Literally and figuratively, Kansas and Missouri stand at the crossroads of the United State’s quest for an “all-of-the-above” energy policy. Located in the heartland of the United States, these states enjoy abundant access to traditional and renewable energy resources. Just as importantly, the central location of Kansas and Missouri place these states in a critical segment of the national infrastructure that is needed to transport those resources to population centers across the country. With proper planning, these critical investments create an excellent opportunity to create jobs and bolster the economies of communities throughout the region.

Generation and Production

Renewables

With the second best wind resource in the United States, the State of Kansas has made great strides in developing a robust wind industry over the last few years. In 2011 in particular, Kansas boasts eight major wind projects under construction, is set to nearly double its installed capacity in the span of a single year and leads the country in wind project construction.

In Missouri, the most recent successes involve solar energy. Based in large part on a solar carve-out in the state Renewable Energy Standard and a $2.00 per kilowatt rebate for net-metered solar installations, both of which were introduced as part of an overwhelmingly approved 2008 voter ballot initiative, Missouri has enjoyed a recent surge in small to mid-sized solar projects over the last year.

Oil & Gas

As with renewables, the Midwest region is ideally located to reap tremendous benefits from its access to traditional fuel resources. In particular, due to its prime location on the Mississippian Lime Play, Kansas has enjoyed a surge in oil and gas developments across the state. From March to July of 2012 alone, the Kansas Corporation Commission approved roughly 3,000 Notice of Intent to Drill filings.

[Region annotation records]
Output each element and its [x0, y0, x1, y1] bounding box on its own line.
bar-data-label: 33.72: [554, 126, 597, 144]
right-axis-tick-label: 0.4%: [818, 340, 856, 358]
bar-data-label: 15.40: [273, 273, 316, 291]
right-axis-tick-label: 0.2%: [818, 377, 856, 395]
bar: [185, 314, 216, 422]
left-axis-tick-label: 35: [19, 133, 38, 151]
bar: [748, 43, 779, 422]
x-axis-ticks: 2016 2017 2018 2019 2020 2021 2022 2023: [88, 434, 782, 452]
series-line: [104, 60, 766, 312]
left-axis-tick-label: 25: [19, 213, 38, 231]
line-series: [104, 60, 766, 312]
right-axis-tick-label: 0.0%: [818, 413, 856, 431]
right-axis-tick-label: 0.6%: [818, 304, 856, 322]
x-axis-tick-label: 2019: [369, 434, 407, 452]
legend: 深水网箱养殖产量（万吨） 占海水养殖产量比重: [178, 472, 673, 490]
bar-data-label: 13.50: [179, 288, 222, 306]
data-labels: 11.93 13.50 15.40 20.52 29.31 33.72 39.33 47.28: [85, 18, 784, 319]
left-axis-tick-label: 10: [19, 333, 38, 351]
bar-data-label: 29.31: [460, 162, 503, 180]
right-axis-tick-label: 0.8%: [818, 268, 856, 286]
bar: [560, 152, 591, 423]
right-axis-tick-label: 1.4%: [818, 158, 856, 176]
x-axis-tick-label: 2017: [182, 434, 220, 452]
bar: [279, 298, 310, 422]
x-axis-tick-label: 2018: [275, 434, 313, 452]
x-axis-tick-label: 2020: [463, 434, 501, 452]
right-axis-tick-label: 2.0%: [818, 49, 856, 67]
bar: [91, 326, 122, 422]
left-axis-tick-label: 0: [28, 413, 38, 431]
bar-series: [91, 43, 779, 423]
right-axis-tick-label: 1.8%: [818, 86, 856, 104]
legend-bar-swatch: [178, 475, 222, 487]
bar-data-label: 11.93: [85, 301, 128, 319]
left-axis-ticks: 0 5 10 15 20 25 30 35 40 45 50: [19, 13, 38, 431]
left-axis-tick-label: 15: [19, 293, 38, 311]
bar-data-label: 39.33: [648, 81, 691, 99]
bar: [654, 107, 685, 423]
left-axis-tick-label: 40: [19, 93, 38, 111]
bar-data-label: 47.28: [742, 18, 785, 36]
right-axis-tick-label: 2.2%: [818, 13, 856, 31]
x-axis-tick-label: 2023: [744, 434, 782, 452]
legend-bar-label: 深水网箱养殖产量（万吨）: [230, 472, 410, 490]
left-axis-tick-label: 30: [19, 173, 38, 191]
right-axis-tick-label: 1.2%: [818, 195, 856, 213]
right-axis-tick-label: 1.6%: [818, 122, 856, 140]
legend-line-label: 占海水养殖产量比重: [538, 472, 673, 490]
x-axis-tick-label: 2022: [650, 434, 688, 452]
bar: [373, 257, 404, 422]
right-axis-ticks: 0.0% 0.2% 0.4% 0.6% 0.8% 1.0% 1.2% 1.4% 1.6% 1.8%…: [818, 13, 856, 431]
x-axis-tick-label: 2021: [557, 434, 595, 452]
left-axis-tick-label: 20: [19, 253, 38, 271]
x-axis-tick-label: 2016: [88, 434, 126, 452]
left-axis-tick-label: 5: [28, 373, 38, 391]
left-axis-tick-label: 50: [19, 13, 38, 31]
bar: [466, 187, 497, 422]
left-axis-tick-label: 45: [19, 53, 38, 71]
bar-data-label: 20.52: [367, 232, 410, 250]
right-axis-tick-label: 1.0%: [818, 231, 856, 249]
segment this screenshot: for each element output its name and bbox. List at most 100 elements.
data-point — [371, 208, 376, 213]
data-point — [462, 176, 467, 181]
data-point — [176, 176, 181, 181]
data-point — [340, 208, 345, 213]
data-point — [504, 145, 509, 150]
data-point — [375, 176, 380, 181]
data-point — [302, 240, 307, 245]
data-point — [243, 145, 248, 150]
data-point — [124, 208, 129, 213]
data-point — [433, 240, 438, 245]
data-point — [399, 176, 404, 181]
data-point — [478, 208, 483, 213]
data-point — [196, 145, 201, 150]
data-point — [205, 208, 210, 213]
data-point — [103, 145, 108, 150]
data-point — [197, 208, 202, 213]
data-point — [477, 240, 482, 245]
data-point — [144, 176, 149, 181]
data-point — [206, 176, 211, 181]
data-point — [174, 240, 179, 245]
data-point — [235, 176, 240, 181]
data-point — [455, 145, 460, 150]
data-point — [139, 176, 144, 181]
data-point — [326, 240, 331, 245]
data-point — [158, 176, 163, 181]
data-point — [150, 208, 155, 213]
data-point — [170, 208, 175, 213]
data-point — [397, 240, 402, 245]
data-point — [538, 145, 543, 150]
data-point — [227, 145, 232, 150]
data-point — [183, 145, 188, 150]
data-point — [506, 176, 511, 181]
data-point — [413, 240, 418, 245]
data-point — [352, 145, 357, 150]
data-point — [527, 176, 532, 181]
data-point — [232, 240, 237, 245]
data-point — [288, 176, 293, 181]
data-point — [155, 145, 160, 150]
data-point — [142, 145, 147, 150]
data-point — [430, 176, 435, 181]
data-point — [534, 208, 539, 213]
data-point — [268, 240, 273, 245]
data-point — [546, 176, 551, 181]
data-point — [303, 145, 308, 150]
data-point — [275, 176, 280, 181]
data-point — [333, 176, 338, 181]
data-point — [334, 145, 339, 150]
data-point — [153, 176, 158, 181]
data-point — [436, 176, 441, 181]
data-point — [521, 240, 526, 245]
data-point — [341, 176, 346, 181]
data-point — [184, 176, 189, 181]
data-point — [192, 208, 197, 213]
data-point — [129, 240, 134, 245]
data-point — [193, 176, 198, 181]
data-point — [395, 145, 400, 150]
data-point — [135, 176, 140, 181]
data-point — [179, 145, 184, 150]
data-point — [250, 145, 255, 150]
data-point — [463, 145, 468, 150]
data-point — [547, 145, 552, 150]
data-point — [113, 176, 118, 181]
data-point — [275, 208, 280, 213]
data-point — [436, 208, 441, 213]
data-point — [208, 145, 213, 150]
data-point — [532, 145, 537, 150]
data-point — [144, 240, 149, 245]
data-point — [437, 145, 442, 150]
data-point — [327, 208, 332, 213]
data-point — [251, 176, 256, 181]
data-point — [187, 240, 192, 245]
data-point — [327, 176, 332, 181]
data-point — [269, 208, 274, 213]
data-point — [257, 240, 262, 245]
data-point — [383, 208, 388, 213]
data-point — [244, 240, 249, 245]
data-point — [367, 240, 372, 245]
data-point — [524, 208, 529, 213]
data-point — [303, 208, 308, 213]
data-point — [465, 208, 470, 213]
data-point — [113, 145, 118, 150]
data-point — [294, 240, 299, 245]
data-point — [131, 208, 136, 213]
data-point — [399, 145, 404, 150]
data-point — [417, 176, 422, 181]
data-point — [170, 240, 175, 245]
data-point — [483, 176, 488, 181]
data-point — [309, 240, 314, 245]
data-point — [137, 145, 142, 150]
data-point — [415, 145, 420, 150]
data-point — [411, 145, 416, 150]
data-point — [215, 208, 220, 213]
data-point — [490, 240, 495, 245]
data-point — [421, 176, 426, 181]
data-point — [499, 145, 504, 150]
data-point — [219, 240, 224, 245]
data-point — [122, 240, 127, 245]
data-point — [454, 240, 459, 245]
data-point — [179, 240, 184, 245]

EXERCISE INSTRUCTIONS –
**A)** List every section heading that appears in the Kansas and Missouri energy excerpt.
**B)** In the Kansas and Missouri energy excerpt, write out everything from "As with renewables, the" down to "to Drill filings.".
**C)** According to the Kansas and Missouri energy excerpt, what accounts for Missouri's recent surge in small to mid-sized solar projects? Answer in one to three sentences.

ANSWER LIST –
**A)**
Generation and Production
Renewables
Oil & Gas

**B)**
As with renewables, the Midwest region is ideally located to reap tremendous benefits from its access to traditional fuel resources. In particular, due to its prime location on the Mississippian Lime Play, Kansas has enjoyed a surge in oil and gas developments across the state. From March to July of 2012 alone, the Kansas Corporation Commission approved roughly 3,000 Notice of Intent to Drill filings.

**C)** The surge is based in large part on a solar carve-out in the state Renewable Energy Standard and a $2.00 per kilowatt rebate for net-metered solar installations. Both measures were introduced as part of an overwhelmingly approved 2008 voter ballot initiative.